- [Directive]:
Pull out each line of the records holding the string "กประก".

[Records from a data collection]
******

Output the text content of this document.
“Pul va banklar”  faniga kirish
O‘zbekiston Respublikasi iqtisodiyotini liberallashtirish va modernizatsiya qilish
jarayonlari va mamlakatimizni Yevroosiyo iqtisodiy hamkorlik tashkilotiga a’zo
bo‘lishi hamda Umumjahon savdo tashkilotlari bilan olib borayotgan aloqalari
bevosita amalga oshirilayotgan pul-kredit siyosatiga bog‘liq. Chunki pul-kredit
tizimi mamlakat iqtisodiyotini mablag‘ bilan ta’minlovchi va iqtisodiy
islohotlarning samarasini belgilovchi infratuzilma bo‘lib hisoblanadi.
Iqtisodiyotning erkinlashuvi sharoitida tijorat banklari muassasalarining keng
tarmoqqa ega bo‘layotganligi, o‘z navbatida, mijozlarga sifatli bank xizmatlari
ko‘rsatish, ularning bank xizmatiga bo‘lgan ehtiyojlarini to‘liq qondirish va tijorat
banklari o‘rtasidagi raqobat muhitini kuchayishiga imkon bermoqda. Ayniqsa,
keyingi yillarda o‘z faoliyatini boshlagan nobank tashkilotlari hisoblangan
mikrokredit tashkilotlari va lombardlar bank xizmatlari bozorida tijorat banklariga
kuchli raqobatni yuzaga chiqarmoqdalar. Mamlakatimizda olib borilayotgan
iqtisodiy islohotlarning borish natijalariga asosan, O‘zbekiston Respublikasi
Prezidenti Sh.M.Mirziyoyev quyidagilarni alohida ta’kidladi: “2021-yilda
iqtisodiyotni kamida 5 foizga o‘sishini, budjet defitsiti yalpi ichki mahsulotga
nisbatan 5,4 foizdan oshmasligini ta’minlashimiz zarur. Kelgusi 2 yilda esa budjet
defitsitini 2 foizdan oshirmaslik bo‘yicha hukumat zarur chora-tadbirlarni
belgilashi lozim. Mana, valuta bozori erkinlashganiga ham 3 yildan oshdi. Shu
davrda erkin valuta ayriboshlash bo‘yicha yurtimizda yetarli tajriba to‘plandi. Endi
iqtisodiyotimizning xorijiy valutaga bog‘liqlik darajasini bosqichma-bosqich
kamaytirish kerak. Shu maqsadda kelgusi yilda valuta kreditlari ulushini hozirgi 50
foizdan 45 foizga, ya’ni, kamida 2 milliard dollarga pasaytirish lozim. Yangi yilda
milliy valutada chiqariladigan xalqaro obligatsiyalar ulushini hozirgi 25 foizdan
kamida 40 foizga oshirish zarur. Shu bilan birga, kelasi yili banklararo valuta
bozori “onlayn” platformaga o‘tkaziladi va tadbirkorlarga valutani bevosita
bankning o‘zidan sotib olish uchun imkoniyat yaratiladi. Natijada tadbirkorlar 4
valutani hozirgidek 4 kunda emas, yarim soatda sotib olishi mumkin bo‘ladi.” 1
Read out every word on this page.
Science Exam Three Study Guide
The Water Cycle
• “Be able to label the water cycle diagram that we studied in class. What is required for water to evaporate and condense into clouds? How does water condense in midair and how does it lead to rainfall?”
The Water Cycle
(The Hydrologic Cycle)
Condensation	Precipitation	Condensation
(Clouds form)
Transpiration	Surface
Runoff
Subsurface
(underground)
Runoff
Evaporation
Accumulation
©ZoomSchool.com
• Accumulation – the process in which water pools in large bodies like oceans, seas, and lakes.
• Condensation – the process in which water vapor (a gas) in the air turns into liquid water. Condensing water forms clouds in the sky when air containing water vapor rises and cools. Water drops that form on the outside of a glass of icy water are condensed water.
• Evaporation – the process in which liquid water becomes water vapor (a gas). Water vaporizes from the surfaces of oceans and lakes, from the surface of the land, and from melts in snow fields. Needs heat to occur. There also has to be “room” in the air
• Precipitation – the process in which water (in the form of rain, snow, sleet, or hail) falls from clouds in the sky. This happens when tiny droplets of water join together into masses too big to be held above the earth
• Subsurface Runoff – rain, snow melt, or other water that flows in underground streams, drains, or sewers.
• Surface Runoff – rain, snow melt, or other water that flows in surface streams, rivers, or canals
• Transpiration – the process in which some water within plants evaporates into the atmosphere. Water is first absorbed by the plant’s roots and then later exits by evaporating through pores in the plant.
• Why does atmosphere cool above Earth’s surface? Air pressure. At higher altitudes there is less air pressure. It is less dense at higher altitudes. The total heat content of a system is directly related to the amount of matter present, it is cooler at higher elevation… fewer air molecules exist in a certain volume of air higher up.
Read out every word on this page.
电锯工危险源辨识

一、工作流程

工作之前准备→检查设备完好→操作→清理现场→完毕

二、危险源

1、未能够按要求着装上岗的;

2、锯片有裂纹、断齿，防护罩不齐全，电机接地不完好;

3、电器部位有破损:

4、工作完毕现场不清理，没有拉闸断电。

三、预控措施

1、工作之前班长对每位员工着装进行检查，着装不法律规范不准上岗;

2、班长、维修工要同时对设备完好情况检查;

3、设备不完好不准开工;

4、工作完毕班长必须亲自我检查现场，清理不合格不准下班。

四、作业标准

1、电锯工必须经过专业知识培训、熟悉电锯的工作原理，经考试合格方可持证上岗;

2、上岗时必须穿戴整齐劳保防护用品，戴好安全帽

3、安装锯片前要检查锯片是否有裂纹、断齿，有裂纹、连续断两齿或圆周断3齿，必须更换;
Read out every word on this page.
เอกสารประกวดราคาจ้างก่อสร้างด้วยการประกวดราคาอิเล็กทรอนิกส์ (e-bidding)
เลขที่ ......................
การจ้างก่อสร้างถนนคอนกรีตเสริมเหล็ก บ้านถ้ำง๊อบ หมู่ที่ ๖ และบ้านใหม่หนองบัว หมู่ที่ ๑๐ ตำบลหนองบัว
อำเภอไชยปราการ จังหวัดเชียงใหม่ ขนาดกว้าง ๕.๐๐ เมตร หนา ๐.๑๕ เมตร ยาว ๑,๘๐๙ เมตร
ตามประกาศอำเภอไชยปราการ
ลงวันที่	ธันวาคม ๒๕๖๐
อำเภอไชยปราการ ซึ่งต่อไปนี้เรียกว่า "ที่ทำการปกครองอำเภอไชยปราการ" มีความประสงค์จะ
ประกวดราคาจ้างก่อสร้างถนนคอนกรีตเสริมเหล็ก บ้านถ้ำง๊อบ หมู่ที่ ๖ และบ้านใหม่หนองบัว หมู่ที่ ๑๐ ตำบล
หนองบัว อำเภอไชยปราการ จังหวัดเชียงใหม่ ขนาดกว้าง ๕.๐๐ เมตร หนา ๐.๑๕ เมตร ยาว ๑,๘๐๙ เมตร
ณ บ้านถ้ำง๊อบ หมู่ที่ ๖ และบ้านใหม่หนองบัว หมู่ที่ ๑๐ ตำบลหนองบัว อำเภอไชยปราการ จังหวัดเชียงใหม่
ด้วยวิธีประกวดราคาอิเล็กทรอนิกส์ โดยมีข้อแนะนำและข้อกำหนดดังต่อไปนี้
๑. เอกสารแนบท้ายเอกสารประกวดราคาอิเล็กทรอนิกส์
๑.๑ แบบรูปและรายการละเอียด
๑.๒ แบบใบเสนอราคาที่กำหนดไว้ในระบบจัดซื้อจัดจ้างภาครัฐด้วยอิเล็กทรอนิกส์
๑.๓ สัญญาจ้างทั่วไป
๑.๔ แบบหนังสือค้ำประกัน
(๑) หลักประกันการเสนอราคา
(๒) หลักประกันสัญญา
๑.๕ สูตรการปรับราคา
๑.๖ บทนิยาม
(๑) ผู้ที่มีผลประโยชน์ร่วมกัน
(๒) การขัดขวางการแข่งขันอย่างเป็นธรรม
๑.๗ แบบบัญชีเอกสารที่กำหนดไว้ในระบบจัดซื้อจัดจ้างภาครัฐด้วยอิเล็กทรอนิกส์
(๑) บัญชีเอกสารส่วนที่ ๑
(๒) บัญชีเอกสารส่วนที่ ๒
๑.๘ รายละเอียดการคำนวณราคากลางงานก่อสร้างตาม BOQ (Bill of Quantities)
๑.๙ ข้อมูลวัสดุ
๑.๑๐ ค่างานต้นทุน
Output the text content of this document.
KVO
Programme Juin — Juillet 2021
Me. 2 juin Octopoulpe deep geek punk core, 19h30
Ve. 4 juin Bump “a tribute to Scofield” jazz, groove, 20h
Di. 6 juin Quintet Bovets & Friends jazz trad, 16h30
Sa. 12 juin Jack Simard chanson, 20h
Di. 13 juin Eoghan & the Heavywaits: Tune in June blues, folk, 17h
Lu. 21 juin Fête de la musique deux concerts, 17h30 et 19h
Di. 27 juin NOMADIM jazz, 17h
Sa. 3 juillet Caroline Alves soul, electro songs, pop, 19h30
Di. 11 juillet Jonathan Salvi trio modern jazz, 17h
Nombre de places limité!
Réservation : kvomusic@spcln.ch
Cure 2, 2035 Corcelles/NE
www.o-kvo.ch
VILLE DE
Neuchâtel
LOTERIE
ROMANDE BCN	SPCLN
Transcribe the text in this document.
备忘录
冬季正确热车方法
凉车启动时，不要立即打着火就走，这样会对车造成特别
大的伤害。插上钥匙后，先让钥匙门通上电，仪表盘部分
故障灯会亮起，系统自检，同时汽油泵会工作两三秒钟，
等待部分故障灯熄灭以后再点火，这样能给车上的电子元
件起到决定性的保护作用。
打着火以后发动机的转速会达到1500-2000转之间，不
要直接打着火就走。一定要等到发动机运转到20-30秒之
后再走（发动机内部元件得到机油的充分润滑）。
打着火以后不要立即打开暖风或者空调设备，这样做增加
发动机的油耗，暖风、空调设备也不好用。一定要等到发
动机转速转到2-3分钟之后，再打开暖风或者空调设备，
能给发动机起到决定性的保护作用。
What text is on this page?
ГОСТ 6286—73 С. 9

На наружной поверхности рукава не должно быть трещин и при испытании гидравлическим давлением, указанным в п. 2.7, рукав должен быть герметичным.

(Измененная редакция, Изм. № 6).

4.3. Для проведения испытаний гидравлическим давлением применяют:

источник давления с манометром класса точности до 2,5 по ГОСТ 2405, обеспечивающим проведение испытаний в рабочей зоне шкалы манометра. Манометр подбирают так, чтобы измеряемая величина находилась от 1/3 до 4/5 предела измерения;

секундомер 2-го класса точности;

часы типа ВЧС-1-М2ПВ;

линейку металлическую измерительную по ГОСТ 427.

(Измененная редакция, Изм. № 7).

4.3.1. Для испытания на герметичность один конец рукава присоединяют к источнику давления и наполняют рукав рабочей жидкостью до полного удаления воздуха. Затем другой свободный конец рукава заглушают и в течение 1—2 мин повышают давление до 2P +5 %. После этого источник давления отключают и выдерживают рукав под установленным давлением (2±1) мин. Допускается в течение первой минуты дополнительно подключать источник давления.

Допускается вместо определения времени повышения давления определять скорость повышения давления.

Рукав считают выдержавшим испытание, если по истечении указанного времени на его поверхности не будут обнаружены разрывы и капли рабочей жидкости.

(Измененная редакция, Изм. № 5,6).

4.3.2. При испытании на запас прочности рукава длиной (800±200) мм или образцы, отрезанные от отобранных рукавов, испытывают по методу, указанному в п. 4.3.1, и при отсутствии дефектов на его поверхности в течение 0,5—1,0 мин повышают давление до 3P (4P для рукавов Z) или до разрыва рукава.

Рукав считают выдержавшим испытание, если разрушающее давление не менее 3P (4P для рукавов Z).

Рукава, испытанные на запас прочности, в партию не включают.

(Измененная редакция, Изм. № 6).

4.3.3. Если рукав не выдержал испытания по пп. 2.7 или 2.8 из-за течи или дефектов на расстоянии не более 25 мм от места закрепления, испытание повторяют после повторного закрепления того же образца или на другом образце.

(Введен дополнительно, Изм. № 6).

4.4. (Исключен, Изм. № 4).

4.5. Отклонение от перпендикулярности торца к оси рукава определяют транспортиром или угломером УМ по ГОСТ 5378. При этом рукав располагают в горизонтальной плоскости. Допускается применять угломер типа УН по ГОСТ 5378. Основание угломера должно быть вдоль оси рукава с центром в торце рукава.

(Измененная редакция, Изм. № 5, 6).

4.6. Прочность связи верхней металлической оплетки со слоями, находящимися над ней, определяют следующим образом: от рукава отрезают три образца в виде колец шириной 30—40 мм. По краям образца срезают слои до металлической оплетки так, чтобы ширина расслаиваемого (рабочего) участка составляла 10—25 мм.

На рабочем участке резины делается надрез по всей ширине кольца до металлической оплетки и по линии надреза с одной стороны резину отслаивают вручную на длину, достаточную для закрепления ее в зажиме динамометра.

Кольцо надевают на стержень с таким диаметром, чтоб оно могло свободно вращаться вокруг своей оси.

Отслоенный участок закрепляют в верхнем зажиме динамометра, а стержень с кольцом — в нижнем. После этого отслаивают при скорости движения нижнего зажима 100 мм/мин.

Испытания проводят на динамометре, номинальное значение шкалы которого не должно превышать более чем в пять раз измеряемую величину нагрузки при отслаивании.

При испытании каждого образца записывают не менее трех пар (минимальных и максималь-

******

- [Written response]:
(๑) หลักประกันการเสนอราคา
(๒) หลักประกันสัญญา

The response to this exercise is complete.